Dataset records
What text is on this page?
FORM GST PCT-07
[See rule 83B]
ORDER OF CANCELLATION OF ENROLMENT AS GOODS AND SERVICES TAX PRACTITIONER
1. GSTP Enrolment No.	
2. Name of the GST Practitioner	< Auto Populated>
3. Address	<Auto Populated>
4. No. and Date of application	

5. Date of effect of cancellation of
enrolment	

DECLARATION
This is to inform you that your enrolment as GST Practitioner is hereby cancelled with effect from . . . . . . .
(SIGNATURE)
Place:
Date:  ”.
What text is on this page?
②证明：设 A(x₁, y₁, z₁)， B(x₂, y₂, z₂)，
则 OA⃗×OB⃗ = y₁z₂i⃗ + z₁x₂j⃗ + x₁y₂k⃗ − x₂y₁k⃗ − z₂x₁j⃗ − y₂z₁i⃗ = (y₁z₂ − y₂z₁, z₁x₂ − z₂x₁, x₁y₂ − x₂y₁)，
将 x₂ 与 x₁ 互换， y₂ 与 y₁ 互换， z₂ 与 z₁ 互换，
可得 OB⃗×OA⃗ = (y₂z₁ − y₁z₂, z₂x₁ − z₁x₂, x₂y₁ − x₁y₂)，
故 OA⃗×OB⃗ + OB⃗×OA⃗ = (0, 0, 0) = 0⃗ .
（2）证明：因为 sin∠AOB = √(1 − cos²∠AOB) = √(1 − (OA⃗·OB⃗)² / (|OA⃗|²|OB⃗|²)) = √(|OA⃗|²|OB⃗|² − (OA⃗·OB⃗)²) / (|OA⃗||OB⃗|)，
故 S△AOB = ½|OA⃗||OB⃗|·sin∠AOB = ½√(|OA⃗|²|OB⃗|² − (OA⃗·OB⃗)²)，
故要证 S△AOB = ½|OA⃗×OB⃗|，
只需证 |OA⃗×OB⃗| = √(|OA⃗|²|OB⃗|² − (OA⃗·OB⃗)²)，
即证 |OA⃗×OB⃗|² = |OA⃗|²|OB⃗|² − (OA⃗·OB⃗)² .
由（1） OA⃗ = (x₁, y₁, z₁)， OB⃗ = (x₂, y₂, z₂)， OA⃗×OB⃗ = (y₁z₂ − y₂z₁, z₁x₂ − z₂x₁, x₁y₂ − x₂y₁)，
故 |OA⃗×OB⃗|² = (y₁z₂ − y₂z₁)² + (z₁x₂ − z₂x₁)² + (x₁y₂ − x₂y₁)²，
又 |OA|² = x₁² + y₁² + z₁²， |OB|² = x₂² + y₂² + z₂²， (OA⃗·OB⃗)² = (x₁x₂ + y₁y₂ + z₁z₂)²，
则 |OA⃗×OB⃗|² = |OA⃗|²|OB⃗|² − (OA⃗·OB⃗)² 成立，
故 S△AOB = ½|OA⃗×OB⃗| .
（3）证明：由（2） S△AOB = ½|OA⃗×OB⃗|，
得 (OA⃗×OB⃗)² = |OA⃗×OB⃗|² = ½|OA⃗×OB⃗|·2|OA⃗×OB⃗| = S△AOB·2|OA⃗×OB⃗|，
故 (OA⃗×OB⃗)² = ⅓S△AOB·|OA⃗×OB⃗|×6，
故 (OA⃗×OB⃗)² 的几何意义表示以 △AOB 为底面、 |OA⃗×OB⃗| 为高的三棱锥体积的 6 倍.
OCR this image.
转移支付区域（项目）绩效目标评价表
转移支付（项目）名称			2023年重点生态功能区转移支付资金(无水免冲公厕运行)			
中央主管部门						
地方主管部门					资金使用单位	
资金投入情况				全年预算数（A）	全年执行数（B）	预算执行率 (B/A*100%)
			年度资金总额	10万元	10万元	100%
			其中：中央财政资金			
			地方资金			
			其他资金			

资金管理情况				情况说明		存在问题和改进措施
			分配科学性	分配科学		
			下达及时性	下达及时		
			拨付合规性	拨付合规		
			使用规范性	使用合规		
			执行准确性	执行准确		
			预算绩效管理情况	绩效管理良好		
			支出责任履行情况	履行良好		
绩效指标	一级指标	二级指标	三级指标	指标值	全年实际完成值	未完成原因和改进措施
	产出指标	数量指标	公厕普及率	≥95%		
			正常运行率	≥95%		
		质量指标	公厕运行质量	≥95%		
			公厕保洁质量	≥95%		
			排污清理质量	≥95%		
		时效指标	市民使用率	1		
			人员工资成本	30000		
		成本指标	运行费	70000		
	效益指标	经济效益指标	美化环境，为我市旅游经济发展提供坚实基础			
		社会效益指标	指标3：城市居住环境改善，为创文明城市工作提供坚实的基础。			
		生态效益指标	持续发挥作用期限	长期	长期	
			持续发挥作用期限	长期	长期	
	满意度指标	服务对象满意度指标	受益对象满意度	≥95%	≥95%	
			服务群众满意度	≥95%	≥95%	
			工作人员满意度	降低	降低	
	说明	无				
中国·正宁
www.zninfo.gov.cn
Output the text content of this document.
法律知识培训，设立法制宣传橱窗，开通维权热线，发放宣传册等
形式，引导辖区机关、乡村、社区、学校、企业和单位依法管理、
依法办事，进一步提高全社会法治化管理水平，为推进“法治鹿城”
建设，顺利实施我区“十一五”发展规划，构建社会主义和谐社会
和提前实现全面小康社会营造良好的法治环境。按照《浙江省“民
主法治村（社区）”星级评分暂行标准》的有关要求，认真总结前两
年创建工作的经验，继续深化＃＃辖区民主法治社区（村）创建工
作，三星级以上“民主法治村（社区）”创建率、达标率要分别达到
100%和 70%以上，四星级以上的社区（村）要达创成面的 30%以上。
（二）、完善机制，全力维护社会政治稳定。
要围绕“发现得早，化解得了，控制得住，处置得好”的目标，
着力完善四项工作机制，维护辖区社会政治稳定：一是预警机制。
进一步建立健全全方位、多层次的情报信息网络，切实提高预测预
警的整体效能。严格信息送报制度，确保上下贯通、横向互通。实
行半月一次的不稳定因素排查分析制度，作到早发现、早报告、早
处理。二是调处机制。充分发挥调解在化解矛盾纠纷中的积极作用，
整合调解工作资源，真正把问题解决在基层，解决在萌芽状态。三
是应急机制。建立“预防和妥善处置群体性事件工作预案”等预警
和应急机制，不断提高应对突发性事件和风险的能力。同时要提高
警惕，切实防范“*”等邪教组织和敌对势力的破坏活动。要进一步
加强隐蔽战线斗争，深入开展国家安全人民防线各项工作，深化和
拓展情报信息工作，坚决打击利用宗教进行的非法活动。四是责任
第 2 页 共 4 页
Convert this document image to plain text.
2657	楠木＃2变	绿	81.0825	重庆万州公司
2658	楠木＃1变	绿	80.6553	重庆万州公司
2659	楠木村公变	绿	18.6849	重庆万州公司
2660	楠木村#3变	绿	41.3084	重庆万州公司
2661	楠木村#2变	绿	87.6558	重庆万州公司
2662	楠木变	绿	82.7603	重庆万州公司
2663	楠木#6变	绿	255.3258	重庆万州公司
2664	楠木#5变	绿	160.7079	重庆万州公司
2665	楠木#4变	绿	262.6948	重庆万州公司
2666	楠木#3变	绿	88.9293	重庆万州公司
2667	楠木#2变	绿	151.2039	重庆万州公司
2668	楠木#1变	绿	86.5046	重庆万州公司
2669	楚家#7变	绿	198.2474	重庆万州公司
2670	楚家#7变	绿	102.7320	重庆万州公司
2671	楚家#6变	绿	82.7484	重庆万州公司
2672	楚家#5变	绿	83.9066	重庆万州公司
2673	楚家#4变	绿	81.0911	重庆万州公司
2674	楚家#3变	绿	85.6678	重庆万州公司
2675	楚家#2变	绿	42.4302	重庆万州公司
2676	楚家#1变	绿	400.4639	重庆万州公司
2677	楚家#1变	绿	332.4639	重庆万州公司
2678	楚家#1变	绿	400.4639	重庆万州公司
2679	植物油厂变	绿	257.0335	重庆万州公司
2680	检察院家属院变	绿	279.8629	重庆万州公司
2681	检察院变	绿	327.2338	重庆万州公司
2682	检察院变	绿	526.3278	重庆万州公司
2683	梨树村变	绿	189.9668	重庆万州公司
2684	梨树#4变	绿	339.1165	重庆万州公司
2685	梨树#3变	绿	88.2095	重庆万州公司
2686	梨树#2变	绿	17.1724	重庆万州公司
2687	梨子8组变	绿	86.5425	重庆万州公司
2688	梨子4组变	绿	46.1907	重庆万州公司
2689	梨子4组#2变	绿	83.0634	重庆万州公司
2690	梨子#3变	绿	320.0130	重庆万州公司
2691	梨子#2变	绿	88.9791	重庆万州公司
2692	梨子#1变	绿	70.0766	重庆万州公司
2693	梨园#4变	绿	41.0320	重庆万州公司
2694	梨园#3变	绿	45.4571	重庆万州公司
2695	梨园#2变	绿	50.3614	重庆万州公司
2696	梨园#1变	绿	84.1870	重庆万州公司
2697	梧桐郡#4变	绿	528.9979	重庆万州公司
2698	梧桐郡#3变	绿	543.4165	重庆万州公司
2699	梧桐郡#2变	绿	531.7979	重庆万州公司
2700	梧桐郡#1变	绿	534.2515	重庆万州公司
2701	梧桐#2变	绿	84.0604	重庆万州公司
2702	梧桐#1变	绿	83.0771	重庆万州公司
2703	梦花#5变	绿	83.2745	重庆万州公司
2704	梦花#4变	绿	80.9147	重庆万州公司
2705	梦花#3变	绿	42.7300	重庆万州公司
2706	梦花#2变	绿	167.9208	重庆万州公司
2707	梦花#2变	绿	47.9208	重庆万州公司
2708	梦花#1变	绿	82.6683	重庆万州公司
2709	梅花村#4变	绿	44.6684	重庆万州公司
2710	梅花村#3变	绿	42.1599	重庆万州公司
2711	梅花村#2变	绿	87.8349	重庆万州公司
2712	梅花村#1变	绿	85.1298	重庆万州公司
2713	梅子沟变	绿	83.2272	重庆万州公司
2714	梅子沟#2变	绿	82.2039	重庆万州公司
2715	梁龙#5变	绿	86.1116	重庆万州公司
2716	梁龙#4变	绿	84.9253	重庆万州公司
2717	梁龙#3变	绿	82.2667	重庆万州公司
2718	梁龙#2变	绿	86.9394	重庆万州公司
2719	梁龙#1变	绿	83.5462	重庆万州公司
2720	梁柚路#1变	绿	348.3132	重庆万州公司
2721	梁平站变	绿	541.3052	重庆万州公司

- Exercise task
Find the string "z₂x₁" in the entries above and return each line that holds it.

- Full response
则 OA⃗×OB⃗ = y₁z₂i⃗ + z₁x₂j⃗ + x₁y₂k⃗ − x₂y₁k⃗ − z₂x₁j⃗ − y₂z₁i⃗ = (y₁z₂ − y₂z₁, z₁x₂ − z₂x₁, x₁y₂ − x₂y₁)，
可得 OB⃗×OA⃗ = (y₂z₁ − y₁z₂, z₂x₁ − z₁x₂, x₂y₁ − x₁y₂)，
由（1） OA⃗ = (x₁, y₁, z₁)， OB⃗ = (x₂, y₂, z₂)， OA⃗×OB⃗ = (y₁z₂ − y₂z₁, z₁x₂ − z₂x₁, x₁y₂ − x₂y₁)，
故 |OA⃗×OB⃗|² = (y₁z₂ − y₂z₁)² + (z₁x₂ − z₂x₁)² + (x₁y₂ − x₂y₁)²，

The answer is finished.